# Passage shown
— BEGIN —

First a bit about my background.

I have been working at and a Registry Operator for the last 3.5 years in a Senior Information Security role. I was responsible for daily security operations as well as helping develop the registry industries first domain investigation and take down policy as well as a set of technical procedures to support that.   I can not tell you how incredibly amazing it was to work with the high caliber of individuals at the registry I work for.  It is the first time I have ever heard of or seen such tight integration between senior business leaders, senior legal leaders, senior technical leaders, and of course the “in the trenches” technical folks like myself.   From this amazing effort was spawned a well structured and important framework of contractual obligations, technical investigatory procedures, and business leader commitments.

As the above paragraph will hopefully highlight, I have spent a good portion of the last three years of my professional career dealing with malware, malicious domains, and the registry industry.   This is in my opinion the most important thing to walk away with from this entire Conficker ordeal.   This is the FIRST TIME that multiple industries have collaborated in tackling such a large threat.  While the “Conficker Cabal” (sorry again for suggesting that name!) has grown from a small group of 8-10 individuals into a large ad-hoc organization that contains representatives from various industries there still remains one motivation.  Do what we can to mitigate and clean up Conficker with the understanding that the relationships that are built now will be used in the future for other threats.

— END —

Records of where elements appear:
— BEGIN —

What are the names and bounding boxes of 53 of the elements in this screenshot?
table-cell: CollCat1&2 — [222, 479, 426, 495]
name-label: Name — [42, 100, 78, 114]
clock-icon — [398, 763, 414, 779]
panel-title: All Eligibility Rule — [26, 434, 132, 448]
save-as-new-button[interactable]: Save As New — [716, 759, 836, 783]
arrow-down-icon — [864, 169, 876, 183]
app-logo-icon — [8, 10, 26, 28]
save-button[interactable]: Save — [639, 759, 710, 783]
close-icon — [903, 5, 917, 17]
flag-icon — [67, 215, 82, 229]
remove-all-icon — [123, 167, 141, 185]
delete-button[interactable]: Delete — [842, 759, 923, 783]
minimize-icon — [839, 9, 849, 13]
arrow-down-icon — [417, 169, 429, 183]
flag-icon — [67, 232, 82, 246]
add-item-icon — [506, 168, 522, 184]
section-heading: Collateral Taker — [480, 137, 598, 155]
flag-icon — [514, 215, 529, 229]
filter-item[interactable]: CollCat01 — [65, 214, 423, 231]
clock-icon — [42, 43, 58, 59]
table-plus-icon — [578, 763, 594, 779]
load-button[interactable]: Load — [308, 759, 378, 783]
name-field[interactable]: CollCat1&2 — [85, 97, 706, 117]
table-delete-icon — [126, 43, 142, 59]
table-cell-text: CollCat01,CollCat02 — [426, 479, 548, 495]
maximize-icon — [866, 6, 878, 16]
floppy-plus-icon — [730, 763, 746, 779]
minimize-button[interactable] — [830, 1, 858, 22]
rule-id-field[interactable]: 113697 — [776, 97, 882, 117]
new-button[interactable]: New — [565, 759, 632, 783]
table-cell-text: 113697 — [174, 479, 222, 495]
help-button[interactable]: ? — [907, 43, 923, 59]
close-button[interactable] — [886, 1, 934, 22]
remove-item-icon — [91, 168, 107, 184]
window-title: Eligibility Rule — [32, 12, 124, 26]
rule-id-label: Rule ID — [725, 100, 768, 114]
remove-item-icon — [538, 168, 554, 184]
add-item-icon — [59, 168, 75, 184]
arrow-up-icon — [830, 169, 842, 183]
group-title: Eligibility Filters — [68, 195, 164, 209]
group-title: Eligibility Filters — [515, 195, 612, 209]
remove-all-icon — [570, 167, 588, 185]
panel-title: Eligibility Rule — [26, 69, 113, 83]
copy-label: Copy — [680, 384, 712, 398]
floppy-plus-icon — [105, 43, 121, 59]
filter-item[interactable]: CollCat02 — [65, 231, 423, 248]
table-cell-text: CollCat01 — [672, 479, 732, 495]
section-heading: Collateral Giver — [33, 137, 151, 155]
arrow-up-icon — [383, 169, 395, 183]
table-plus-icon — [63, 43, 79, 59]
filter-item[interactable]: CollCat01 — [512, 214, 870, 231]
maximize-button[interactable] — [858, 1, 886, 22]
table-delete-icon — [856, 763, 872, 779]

— END —

# Objective A
In the passage about the Conficker response, how many individuals were in the group when it started?
# Objective B
Give the part of the passage about the Conficker response again, beginning at the words "As the above" and stopping after "for other threats.", and substitute "Downadup" for "Conficker".
# Objective C
Continue the passage about the Conficker response from its last sentence.

# Output A
8-10 individuals

# Output B
As the above paragraph will hopefully highlight, I have spent a good portion of the last three years of my professional career dealing with malware, malicious domains, and the registry industry.   This is in my opinion the most important thing to walk away with from this entire Downadup ordeal.   This is the FIRST TIME that multiple industries have collaborated in tackling such a large threat.  While the “Downadup Cabal” (sorry again for suggesting that name!) has grown from a small group of 8-10 individuals into a large ad-hoc organization that contains representatives from various industries there still remains one motivation.  Do what we can to mitigate and clean up Downadup with the understanding that the relationships that are built now will be used in the future for other threats.

# Output C
It is in that last sentence that the importance of all the buzz surrounding Conficker should hit home.  While this effort that sprung up has been very much ad-hoc, there are plenty of examples in the security industry of similar groups that are alive and well.  It is this shift towards building out trust networks within the security community that has truly empowered this process and the CWG.  If the existing trust between key players did not exist the ability to coalesce into a group would have been severely restricted. So it is in that tone that I thank the combination of media attention, industry participation, and of course the authors of Conficker for providing the perfect storm for the formation of such a group.  In my view this group, and the coming evolution of this group could provide the Internet community its best shot at tackling emerging large scale threats.  As others in the CWG have noted, this community captures the very early spirit that spawned the internet in the first place.

It is my honest hope that the level of awareness and participation that this effort produces jump starts the adoption of this behavior in the registry industry.   The current threat environment is such that registry operators provide a very important capability in mitigation of certain malicious threats.  It is the dawning of this cognition on the industry that is so critically important.  No doubt those with any insight will quickly chime in with “they will move away from using domains!”.  I completely agree with that this will happen, but what this does is erode away the convenience, stability, and scalability that DNS provides.  This of course forces our opponents into a realm of  less stable and more “ad hoc” methods.  I am of the view that any and all costs that can be forced on an opponent are worthwhile when engaging in wars of attrition.

As I have stated before, this will hopefully be the first of many such efforts by the community to self organize and execute mitigation efforts for large scale threats.

I would like to personally thank the following industries for their hard work

A certain Operating System vendor
Registry Operators (gTLD as well as ccTLD's)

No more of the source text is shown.